(Lines of data)
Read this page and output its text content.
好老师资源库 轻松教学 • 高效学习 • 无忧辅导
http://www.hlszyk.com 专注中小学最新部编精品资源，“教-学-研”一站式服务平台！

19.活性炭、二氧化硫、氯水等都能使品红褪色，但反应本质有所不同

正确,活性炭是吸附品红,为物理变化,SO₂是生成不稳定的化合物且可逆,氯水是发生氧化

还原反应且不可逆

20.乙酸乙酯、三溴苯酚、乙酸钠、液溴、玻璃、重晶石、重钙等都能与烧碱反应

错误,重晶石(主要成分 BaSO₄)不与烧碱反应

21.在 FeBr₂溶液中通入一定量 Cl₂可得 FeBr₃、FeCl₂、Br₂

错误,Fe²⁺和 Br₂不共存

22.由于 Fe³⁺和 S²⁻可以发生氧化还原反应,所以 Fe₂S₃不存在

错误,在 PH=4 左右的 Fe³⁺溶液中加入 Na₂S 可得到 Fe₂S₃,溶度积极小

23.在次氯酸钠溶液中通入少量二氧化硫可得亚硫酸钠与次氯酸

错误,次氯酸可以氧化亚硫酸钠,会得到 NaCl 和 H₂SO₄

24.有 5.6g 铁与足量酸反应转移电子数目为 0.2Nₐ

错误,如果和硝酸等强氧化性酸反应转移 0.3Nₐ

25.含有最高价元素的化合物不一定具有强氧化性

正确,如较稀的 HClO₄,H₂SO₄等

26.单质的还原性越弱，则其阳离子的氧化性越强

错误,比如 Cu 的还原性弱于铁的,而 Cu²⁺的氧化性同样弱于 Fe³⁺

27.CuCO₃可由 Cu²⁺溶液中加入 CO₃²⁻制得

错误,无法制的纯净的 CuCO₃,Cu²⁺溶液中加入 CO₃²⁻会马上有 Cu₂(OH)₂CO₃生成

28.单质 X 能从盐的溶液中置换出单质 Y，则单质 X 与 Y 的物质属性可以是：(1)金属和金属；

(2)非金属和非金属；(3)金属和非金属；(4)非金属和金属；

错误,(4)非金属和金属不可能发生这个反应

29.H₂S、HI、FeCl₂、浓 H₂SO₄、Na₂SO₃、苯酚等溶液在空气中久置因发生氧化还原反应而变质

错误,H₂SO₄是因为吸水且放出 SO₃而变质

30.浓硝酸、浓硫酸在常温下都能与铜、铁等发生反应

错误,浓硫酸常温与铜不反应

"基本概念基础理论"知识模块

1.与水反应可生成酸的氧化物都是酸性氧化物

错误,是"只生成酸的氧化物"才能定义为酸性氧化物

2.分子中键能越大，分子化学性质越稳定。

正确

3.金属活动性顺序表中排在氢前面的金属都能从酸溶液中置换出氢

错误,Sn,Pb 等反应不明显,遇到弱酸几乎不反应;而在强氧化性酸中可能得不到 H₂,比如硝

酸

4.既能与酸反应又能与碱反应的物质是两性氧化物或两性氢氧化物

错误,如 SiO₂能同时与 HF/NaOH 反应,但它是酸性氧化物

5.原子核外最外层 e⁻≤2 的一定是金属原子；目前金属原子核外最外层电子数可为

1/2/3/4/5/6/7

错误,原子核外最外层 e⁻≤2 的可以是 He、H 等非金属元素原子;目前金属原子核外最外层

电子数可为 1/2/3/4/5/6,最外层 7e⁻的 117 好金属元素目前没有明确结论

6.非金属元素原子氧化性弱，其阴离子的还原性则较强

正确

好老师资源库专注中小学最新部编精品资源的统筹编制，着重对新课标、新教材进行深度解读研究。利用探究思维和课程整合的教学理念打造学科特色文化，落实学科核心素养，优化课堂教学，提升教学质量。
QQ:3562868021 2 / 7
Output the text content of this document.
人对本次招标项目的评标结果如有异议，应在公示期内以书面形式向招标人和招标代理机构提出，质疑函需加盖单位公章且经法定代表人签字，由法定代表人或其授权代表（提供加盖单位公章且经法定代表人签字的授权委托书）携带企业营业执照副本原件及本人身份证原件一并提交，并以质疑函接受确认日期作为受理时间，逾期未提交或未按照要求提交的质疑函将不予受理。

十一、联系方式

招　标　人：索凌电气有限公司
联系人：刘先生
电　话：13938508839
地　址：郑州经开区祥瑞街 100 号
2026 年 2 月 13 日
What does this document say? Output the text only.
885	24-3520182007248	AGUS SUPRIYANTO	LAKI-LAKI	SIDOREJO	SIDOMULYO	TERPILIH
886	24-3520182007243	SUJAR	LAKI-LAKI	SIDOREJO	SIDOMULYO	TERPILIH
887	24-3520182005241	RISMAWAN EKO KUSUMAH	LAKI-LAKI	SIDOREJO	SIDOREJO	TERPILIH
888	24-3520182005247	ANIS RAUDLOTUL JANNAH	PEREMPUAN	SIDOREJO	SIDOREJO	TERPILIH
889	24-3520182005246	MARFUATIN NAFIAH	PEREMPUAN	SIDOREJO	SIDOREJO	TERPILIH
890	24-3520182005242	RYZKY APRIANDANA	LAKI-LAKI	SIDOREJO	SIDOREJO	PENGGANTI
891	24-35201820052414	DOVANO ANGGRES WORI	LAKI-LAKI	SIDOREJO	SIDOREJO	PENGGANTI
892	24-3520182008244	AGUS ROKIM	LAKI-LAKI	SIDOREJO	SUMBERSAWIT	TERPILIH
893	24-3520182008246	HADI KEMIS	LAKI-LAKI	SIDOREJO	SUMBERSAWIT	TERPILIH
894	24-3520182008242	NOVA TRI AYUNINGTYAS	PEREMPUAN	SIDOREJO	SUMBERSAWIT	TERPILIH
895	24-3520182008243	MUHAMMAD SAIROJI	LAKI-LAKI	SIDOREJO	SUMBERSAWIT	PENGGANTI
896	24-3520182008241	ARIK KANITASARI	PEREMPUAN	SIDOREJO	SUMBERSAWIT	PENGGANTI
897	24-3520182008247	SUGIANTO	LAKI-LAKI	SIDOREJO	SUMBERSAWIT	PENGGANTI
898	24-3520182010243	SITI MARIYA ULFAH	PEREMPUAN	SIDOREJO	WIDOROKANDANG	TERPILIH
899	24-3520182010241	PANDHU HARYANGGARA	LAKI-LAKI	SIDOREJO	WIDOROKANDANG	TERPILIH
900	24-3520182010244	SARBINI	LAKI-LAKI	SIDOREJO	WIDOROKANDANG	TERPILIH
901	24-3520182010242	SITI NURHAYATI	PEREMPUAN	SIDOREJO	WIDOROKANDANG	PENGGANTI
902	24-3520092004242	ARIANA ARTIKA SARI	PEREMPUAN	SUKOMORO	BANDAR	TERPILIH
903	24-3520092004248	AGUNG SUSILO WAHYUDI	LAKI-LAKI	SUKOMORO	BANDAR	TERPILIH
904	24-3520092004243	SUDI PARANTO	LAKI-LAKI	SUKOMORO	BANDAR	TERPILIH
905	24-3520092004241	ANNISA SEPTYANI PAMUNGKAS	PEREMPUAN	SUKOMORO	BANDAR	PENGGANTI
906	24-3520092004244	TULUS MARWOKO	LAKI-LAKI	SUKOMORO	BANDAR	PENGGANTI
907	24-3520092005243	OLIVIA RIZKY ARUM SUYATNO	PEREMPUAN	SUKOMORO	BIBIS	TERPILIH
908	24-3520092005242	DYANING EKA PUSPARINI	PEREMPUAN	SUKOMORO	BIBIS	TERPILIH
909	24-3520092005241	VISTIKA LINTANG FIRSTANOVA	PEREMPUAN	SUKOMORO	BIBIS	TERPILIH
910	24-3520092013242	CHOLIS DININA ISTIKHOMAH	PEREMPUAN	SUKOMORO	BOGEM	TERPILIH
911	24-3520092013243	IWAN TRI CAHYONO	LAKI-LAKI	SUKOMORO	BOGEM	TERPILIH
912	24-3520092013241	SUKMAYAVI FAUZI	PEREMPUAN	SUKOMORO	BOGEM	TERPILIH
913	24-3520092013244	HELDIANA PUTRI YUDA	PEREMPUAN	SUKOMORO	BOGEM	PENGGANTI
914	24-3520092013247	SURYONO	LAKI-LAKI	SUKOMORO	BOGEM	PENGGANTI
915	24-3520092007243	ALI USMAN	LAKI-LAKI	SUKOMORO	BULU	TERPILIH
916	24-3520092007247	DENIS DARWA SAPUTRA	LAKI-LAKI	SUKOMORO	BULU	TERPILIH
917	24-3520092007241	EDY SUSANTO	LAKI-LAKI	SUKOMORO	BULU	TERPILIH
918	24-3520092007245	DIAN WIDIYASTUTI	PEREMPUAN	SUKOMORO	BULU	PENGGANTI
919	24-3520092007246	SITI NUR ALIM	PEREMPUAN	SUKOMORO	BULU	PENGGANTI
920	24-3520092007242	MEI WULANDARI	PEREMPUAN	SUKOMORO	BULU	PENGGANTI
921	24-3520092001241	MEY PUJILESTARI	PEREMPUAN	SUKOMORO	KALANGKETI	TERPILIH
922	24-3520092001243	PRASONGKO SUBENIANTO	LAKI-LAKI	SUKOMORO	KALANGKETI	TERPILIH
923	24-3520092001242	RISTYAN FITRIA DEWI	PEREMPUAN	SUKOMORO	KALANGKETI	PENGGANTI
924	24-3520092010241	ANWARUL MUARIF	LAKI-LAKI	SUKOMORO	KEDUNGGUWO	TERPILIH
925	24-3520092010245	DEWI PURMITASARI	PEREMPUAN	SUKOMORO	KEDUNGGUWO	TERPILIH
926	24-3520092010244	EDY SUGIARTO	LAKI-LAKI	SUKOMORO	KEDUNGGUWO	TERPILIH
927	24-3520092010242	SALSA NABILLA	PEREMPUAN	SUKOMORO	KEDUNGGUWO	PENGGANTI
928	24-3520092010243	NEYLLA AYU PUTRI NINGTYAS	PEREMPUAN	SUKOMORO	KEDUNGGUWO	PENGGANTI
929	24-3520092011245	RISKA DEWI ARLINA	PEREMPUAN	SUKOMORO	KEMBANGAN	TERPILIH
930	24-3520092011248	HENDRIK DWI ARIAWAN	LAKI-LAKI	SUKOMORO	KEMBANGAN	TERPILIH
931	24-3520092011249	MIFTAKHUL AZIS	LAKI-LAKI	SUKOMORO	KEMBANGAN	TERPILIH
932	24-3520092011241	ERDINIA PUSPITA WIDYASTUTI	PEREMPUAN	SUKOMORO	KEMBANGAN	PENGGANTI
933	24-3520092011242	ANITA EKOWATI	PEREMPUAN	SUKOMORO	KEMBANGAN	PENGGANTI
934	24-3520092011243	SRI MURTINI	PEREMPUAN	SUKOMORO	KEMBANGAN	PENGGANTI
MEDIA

**What to produce**
Search the lines above for the string "WIDOROKANDANG" and copy each line that has it.

**Exercise answer**
898	24-3520182010243	SITI MARIYA ULFAH	PEREMPUAN	SIDOREJO	WIDOROKANDANG	TERPILIH
899	24-3520182010241	PANDHU HARYANGGARA	LAKI-LAKI	SIDOREJO	WIDOROKANDANG	TERPILIH
900	24-3520182010244	SARBINI	LAKI-LAKI	SIDOREJO	WIDOROKANDANG	TERPILIH
901	24-3520182010242	SITI NURHAYATI	PEREMPUAN	SIDOREJO	WIDOROKANDANG	PENGGANTI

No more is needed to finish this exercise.